**Text shown:**
-- -- --

Investors’ attention to environmental, social, and governance (ESG) considerations continues to grow. COCPA members share how they’re helping clients prepare for the new opportuni ties while regulations are still in the works.

ESG reporting is an organization’s public disclosure of its environmental, social, and corporate governance data (ESG). The purpose of an ESG report is to ensure transparency into the organization’s ESG activities and measure its sustainability performance, allowing stakeholders such as investors and consumers to make better-informed decisions.

There are an increasing number of mandatory ESG regulations around the world. More are on the horizon, including here in the United States, where the Securities and Exchange Commission (SEC) says it will enact several new regulations before May, including disclosure requirements focused on climate risk.

Many of the proposed rules reflect the often-stated concern of SEC Chair Gary Gensler that publicly traded companies do not provide investors with enough information for determining the range and degree of risks to business operations. “Taken together, the items on this agenda would advance our three-part mission: to protect investors, maintain fair, orderly and efficient markets, and facilitate capital formation,” Gensler said in a statement.

ESG extends far beyond the “E,” although environmental issues typically spring to mind when the topic of ESG comes up:

The E in ESG, environmental criteria, includes the energy that your company takes in and the waste it discharges, the resources it needs, and the consequences for living beings as a result. E also encompasses carbon emissions and climate change. Every company uses energy and resources; every company affects, and is affected by, the environment. “E” is where the SEC is currently focusing its regulatory efforts.

S, social criteria, addresses the relationships that your company has and the reputation it fosters with people and institutions in the communities where you do business. S includes labor relations and diversity and inclusion, and recognizes that every company operates within a broader, diverse society.

G, governance, is the internal system of practices, controls, and procedures that your company adopts in order to govern itself, make effective decisions, comply with the law, and meet the needs of external stakeholders.

Helping Clients Find Opportunities

Jim Burton, CPA, ESG and sustainability partner for Grant Thornton (GT) in Denver and a member of the COCPA ESG Working Group, says when GT leaders were going through their business planning process for 2020, they noticed that ESG kept presenting itself.

-- -- --

**Provided data:**
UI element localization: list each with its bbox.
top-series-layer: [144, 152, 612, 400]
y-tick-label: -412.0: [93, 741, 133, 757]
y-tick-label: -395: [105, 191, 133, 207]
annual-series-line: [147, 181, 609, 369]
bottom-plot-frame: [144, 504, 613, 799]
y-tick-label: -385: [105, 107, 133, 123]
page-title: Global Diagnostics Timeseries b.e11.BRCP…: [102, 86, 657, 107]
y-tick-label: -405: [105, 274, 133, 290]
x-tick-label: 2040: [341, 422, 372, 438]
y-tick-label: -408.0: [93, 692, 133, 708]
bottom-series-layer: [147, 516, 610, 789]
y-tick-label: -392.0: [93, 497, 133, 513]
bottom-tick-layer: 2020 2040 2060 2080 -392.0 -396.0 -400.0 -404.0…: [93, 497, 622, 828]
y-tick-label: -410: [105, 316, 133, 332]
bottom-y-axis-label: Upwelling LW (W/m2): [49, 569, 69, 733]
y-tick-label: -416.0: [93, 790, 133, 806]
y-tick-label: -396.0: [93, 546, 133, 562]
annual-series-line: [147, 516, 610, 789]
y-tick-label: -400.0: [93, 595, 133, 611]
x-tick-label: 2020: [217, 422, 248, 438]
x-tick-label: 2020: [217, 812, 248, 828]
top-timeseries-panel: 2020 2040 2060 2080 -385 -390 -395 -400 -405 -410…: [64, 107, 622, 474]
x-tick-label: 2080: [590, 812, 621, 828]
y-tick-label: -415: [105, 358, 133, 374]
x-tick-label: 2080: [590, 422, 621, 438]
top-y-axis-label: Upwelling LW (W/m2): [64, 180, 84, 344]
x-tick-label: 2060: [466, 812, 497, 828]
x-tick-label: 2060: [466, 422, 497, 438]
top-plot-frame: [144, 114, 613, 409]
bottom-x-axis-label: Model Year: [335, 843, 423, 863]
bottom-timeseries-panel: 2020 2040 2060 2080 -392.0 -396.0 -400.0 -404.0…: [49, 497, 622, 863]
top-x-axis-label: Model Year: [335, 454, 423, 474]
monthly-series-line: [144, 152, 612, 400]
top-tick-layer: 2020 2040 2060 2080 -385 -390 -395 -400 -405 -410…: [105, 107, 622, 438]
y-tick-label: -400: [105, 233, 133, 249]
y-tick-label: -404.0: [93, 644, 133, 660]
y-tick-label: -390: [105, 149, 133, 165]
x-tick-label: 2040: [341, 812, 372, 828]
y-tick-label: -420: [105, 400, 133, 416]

-- -- --

**Activities:**
1) In the ESG text, what does Gensler say the three-part mission is?
2) Reproduce the ESG text starting with "Many of the" and going on through "in a statement.", putting "listed companies" in place of "publicly traded companies".

**Answer list:**
1) To protect investors, maintain fair, orderly and efficient markets, and facilitate capital formation.

2)
Many of the proposed rules reflect the often-stated concern of SEC Chair Gary Gensler that listed companies do not provide investors with enough information for determining the range and degree of risks to business operations. “Taken together, the items on this agenda would advance our three-part mission: to protect investors, maintain fair, orderly and efficient markets, and facilitate capital formation,” Gensler said in a statement.